◆ Aim of the exercise
Pictures are not part of the copy; repeat everything else in the records exactly.

◆ The data

------------------------------

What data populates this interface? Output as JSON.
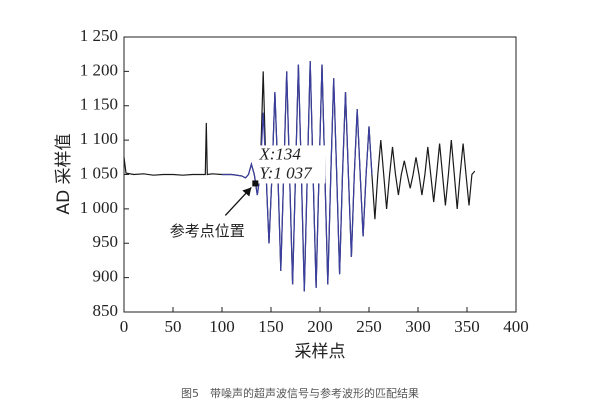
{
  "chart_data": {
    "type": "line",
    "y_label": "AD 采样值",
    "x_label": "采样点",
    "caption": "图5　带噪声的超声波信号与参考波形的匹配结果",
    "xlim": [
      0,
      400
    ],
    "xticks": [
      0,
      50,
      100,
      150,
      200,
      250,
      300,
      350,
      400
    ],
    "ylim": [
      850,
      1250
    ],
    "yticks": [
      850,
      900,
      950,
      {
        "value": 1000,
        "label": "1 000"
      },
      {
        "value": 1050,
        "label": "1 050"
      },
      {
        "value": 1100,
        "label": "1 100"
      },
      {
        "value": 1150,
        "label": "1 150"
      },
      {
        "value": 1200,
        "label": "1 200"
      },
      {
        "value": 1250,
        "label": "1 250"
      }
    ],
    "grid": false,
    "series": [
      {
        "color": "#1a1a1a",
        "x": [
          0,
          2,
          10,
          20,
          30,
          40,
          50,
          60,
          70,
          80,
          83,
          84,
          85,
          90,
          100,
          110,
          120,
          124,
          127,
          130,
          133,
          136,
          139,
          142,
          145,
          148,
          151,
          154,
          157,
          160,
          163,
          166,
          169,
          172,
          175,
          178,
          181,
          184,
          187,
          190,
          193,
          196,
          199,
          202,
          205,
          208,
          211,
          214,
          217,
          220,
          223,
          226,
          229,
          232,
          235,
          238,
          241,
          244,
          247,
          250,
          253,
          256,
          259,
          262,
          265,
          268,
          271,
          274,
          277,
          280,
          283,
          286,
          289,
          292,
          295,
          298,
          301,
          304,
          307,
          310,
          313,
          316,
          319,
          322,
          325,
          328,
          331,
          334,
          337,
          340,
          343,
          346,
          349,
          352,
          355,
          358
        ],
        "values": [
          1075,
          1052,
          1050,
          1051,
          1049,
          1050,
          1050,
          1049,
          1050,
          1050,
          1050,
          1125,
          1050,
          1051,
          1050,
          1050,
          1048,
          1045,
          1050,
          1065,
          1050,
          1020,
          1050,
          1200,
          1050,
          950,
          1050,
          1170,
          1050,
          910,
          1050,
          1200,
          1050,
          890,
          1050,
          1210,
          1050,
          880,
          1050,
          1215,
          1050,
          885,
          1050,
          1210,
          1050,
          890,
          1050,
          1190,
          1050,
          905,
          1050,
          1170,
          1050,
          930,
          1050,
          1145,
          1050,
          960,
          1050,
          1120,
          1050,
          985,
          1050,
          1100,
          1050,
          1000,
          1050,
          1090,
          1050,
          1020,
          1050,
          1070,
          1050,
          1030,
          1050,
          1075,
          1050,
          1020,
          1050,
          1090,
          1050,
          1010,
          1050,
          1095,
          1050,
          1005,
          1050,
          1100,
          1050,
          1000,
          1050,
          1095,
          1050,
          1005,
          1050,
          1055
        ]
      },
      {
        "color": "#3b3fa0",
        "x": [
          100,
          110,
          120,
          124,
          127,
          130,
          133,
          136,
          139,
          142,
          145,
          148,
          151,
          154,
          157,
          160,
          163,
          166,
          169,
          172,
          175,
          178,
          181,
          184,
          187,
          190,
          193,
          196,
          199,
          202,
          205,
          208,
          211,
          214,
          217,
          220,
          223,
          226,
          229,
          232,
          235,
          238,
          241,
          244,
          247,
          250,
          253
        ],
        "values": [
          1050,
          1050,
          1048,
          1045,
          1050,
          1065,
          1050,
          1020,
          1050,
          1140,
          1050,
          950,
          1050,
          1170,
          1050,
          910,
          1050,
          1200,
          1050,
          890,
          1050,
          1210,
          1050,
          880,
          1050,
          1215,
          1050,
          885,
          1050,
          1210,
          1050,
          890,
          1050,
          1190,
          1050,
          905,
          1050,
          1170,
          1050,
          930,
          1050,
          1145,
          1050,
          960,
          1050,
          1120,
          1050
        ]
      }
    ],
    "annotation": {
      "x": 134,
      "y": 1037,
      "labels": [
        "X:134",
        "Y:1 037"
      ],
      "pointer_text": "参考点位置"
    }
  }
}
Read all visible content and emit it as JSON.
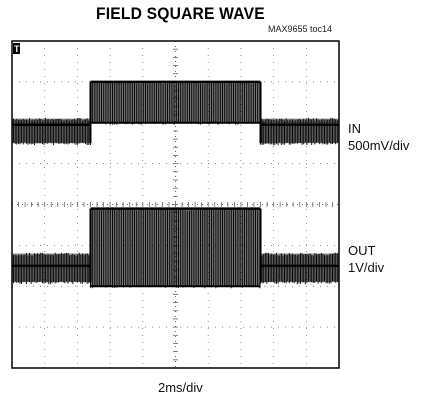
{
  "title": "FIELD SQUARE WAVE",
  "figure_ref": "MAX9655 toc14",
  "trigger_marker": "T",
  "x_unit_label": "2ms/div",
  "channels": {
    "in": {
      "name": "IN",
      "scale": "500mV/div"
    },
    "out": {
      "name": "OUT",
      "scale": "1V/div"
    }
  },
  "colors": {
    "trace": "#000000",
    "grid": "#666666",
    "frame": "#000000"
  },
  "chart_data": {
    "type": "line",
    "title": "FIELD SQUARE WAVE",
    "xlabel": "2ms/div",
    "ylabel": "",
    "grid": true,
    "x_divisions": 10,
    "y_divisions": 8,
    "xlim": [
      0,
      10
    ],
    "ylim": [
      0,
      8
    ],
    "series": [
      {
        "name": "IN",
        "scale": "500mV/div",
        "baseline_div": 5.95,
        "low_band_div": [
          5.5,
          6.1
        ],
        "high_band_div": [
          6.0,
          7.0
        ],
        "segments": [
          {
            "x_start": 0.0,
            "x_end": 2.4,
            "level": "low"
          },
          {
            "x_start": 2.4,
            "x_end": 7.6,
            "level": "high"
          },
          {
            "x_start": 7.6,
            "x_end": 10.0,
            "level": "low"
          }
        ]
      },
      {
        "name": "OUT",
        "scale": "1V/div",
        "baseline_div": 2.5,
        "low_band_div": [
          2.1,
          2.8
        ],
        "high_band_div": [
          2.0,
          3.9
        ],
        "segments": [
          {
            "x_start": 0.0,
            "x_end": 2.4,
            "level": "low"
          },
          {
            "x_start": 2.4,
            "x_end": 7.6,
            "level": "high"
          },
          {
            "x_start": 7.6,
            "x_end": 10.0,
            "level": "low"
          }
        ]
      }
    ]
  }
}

------------------------------

◆ The output
What data populates this interface? Output as JSON.
{
  "chart_data": {
    "type": "line",
    "y_label": "AD 采样值",
    "x_label": "采样点",
    "caption": "图5　带噪声的超声波信号与参考波形的匹配结果",
    "xlim": [
      0,
      400
    ],
    "xticks": [
      0,
      50,
      100,
      150,
      200,
      250,
      300,
      350,
      400
    ],
    "ylim": [
      850,
      1250
    ],
    "yticks": [
      850,
      900,
      950,
      {
        "value": 1000,
        "label": "1 000"
      },
      {
        "value": 1050,
        "label": "1 050"
      },
      {
        "value": 1100,
        "label": "1 100"
      },
      {
        "value": 1150,
        "label": "1 150"
      },
      {
        "value": 1200,
        "label": "1 200"
      },
      {
        "value": 1250,
        "label": "1 250"
      }
    ],
    "grid": false,
    "series": [
      {
        "color": "#1a1a1a",
        "x": [
          0,
          2,
          10,
          20,
          30,
          40,
          50,
          60,
          70,
          80,
          83,
          84,
          85,
          90,
          100,
          110,
          120,
          124,
          127,
          130,
          133,
          136,
          139,
          142,
          145,
          148,
          151,
          154,
          157,
          160,
          163,
          166,
          169,
          172,
          175,
          178,
          181,
          184,
          187,
          190,
          193,
          196,
          199,
          202,
          205,
          208,
          211,
          214,
          217,
          220,
          223,
          226,
          229,
          232,
          235,
          238,
          241,
          244,
          247,
          250,
          253,
          256,
          259,
          262,
          265,
          268,
          271,
          274,
          277,
          280,
          283,
          286,
          289,
          292,
          295,
          298,
          301,
          304,
          307,
          310,
          313,
          316,
          319,
          322,
          325,
          328,
          331,
          334,
          337,
          340,
          343,
          346,
          349,
          352,
          355,
          358
        ],
        "values": [
          1075,
          1052,
          1050,
          1051,
          1049,
          1050,
          1050,
          1049,
          1050,
          1050,
          1050,
          1125,
          1050,
          1051,
          1050,
          1050,
          1048,
          1045,
          1050,
          1065,
          1050,
          1020,
          1050,
          1200,
          1050,
          950,
          1050,
          1170,
          1050,
          910,
          1050,
          1200,
          1050,
          890,
          1050,
          1210,
          1050,
          880,
          1050,
          1215,
          1050,
          885,
          1050,
          1210,
          1050,
          890,
          1050,
          1190,
          1050,
          905,
          1050,
          1170,
          1050,
          930,
          1050,
          1145,
          1050,
          960,
          1050,
          1120,
          1050,
          985,
          1050,
          1100,
          1050,
          1000,
          1050,
          1090,
          1050,
          1020,
          1050,
          1070,
          1050,
          1030,
          1050,
          1075,
          1050,
          1020,
          1050,
          1090,
          1050,
          1010,
          1050,
          1095,
          1050,
          1005,
          1050,
          1100,
          1050,
          1000,
          1050,
          1095,
          1050,
          1005,
          1050,
          1055
        ]
      },
      {
        "color": "#3b3fa0",
        "x": [
          100,
          110,
          120,
          124,
          127,
          130,
          133,
          136,
          139,
          142,
          145,
          148,
          151,
          154,
          157,
          160,
          163,
          166,
          169,
          172,
          175,
          178,
          181,
          184,
          187,
          190,
          193,
          196,
          199,
          202,
          205,
          208,
          211,
          214,
          217,
          220,
          223,
          226,
          229,
          232,
          235,
          238,
          241,
          244,
          247,
          250,
          253
        ],
        "values": [
          1050,
          1050,
          1048,
          1045,
          1050,
          1065,
          1050,
          1020,
          1050,
          1140,
          1050,
          950,
          1050,
          1170,
          1050,
          910,
          1050,
          1200,
          1050,
          890,
          1050,
          1210,
          1050,
          880,
          1050,
          1215,
          1050,
          885,
          1050,
          1210,
          1050,
          890,
          1050,
          1190,
          1050,
          905,
          1050,
          1170,
          1050,
          930,
          1050,
          1145,
          1050,
          960,
          1050,
          1120,
          1050
        ]
      }
    ],
    "annotation": {
      "x": 134,
      "y": 1037,
      "labels": [
        "X:134",
        "Y:1 037"
      ],
      "pointer_text": "参考点位置"
    }
  }
}
Read all visible content and emit it as JSON.
{
  "title": "FIELD SQUARE WAVE",
  "figure_ref": "MAX9655 toc14",
  "trigger_marker": "T",
  "x_unit_label": "2ms/div",
  "channels": {
    "in": {
      "name": "IN",
      "scale": "500mV/div"
    },
    "out": {
      "name": "OUT",
      "scale": "1V/div"
    }
  },
  "colors": {
    "trace": "#000000",
    "grid": "#666666",
    "frame": "#000000"
  },
  "chart_data": {
    "type": "line",
    "title": "FIELD SQUARE WAVE",
    "xlabel": "2ms/div",
    "ylabel": "",
    "grid": true,
    "x_divisions": 10,
    "y_divisions": 8,
    "xlim": [
      0,
      10
    ],
    "ylim": [
      0,
      8
    ],
    "series": [
      {
        "name": "IN",
        "scale": "500mV/div",
        "baseline_div": 5.95,
        "low_band_div": [
          5.5,
          6.1
        ],
        "high_band_div": [
          6.0,
          7.0
        ],
        "segments": [
          {
            "x_start": 0.0,
            "x_end": 2.4,
            "level": "low"
          },
          {
            "x_start": 2.4,
            "x_end": 7.6,
            "level": "high"
          },
          {
            "x_start": 7.6,
            "x_end": 10.0,
            "level": "low"
          }
        ]
      },
      {
        "name": "OUT",
        "scale": "1V/div",
        "baseline_div": 2.5,
        "low_band_div": [
          2.1,
          2.8
        ],
        "high_band_div": [
          2.0,
          3.9
        ],
        "segments": [
          {
            "x_start": 0.0,
            "x_end": 2.4,
            "level": "low"
          },
          {
            "x_start": 2.4,
            "x_end": 7.6,
            "level": "high"
          },
          {
            "x_start": 7.6,
            "x_end": 10.0,
            "level": "low"
          }
        ]
      }
    ]
  }
}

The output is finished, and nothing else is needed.